▸ **GIVEN EXERCISE**: Send back all the data below, exactly as given.
==========
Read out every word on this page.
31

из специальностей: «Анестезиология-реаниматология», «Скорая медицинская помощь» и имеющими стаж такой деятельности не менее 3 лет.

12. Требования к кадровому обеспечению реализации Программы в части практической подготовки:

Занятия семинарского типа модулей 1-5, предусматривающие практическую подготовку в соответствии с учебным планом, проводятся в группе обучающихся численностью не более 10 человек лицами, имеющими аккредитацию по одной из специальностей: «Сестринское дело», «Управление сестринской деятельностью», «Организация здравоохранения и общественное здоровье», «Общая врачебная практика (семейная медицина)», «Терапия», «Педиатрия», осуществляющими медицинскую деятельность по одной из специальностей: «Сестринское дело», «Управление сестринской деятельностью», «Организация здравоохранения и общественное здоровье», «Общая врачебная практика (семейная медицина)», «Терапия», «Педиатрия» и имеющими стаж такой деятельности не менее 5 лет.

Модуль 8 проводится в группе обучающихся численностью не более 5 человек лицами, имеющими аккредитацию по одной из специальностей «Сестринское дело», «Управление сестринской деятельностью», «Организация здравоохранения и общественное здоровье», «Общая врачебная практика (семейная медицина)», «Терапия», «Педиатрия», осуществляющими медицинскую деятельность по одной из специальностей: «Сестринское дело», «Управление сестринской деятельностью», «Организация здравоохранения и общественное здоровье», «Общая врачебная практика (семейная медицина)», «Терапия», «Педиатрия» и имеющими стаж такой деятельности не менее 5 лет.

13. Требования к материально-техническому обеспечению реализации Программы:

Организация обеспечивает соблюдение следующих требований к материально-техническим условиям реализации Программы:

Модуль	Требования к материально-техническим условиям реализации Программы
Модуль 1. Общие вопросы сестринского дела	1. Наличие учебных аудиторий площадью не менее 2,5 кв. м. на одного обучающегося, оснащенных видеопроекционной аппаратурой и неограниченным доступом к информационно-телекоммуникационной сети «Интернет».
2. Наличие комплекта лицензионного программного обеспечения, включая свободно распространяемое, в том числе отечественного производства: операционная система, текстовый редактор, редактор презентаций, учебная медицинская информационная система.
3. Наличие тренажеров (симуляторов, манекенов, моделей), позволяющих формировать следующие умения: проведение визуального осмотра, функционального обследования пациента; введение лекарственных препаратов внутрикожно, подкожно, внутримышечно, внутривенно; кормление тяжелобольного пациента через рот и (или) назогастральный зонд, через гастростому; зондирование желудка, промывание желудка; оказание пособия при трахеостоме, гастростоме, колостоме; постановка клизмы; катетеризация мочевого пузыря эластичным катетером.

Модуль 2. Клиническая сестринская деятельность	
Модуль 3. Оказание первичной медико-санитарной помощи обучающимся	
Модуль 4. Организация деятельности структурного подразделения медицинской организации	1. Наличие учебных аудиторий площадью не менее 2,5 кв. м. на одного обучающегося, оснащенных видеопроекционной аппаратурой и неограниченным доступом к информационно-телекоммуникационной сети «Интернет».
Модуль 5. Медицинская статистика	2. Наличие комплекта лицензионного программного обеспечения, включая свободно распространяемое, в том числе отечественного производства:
==========
▸ **OUTPUT BELOW**:
Read out every word on this page.
31

из специальностей: «Анестезиология-реаниматология», «Скорая медицинская помощь» и имеющими стаж такой деятельности не менее 3 лет.

12. Требования к кадровому обеспечению реализации Программы в части практической подготовки:

Занятия семинарского типа модулей 1-5, предусматривающие практическую подготовку в соответствии с учебным планом, проводятся в группе обучающихся численностью не более 10 человек лицами, имеющими аккредитацию по одной из специальностей: «Сестринское дело», «Управление сестринской деятельностью», «Организация здравоохранения и общественное здоровье», «Общая врачебная практика (семейная медицина)», «Терапия», «Педиатрия», осуществляющими медицинскую деятельность по одной из специальностей: «Сестринское дело», «Управление сестринской деятельностью», «Организация здравоохранения и общественное здоровье», «Общая врачебная практика (семейная медицина)», «Терапия», «Педиатрия» и имеющими стаж такой деятельности не менее 5 лет.

Модуль 8 проводится в группе обучающихся численностью не более 5 человек лицами, имеющими аккредитацию по одной из специальностей «Сестринское дело», «Управление сестринской деятельностью», «Организация здравоохранения и общественное здоровье», «Общая врачебная практика (семейная медицина)», «Терапия», «Педиатрия», осуществляющими медицинскую деятельность по одной из специальностей: «Сестринское дело», «Управление сестринской деятельностью», «Организация здравоохранения и общественное здоровье», «Общая врачебная практика (семейная медицина)», «Терапия», «Педиатрия» и имеющими стаж такой деятельности не менее 5 лет.

13. Требования к материально-техническому обеспечению реализации Программы:

Организация обеспечивает соблюдение следующих требований к материально-техническим условиям реализации Программы:

Модуль	Требования к материально-техническим условиям реализации Программы
Модуль 1. Общие вопросы сестринского дела	1. Наличие учебных аудиторий площадью не менее 2,5 кв. м. на одного обучающегося, оснащенных видеопроекционной аппаратурой и неограниченным доступом к информационно-телекоммуникационной сети «Интернет».
2. Наличие комплекта лицензионного программного обеспечения, включая свободно распространяемое, в том числе отечественного производства: операционная система, текстовый редактор, редактор презентаций, учебная медицинская информационная система.
3. Наличие тренажеров (симуляторов, манекенов, моделей), позволяющих формировать следующие умения: проведение визуального осмотра, функционального обследования пациента; введение лекарственных препаратов внутрикожно, подкожно, внутримышечно, внутривенно; кормление тяжелобольного пациента через рот и (или) назогастральный зонд, через гастростому; зондирование желудка, промывание желудка; оказание пособия при трахеостоме, гастростоме, колостоме; постановка клизмы; катетеризация мочевого пузыря эластичным катетером.

Модуль 2. Клиническая сестринская деятельность	
Модуль 3. Оказание первичной медико-санитарной помощи обучающимся	
Модуль 4. Организация деятельности структурного подразделения медицинской организации	1. Наличие учебных аудиторий площадью не менее 2,5 кв. м. на одного обучающегося, оснащенных видеопроекционной аппаратурой и неограниченным доступом к информационно-телекоммуникационной сети «Интернет».
Модуль 5. Медицинская статистика	2. Наличие комплекта лицензионного программного обеспечения, включая свободно распространяемое, в том числе отечественного производства:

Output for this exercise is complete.